_WHAT IS NEEDED:_ What follows is a listing; restate every line of it word for word.

***** DATA RECORDS *****

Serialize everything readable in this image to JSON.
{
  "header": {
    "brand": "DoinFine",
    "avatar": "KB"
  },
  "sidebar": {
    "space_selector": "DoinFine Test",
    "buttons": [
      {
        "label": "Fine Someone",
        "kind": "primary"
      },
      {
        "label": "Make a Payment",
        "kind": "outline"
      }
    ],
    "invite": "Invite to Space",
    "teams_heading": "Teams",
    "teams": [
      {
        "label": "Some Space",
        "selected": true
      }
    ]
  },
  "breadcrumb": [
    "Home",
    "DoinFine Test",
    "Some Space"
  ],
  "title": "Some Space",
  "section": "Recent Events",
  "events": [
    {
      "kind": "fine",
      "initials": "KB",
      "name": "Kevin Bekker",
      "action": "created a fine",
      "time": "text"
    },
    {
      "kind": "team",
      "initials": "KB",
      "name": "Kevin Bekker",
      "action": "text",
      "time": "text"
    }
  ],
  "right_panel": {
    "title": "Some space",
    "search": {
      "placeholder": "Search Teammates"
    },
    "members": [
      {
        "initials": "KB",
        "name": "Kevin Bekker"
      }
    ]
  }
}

*****

_RESULT:_
Serialize everything readable in this image to JSON.
{
  "header": {
    "brand": "DoinFine",
    "avatar": "KB"
  },
  "sidebar": {
    "space_selector": "DoinFine Test",
    "buttons": [
      {
        "label": "Fine Someone",
        "kind": "primary"
      },
      {
        "label": "Make a Payment",
        "kind": "outline"
      }
    ],
    "invite": "Invite to Space",
    "teams_heading": "Teams",
    "teams": [
      {
        "label": "Some Space",
        "selected": true
      }
    ]
  },
  "breadcrumb": [
    "Home",
    "DoinFine Test",
    "Some Space"
  ],
  "title": "Some Space",
  "section": "Recent Events",
  "events": [
    {
      "kind": "fine",
      "initials": "KB",
      "name": "Kevin Bekker",
      "action": "created a fine",
      "time": "text"
    },
    {
      "kind": "team",
      "initials": "KB",
      "name": "Kevin Bekker",
      "action": "text",
      "time": "text"
    }
  ],
  "right_panel": {
    "title": "Some space",
    "search": {
      "placeholder": "Search Teammates"
    },
    "members": [
      {
        "initials": "KB",
        "name": "Kevin Bekker"
      }
    ]
  }
}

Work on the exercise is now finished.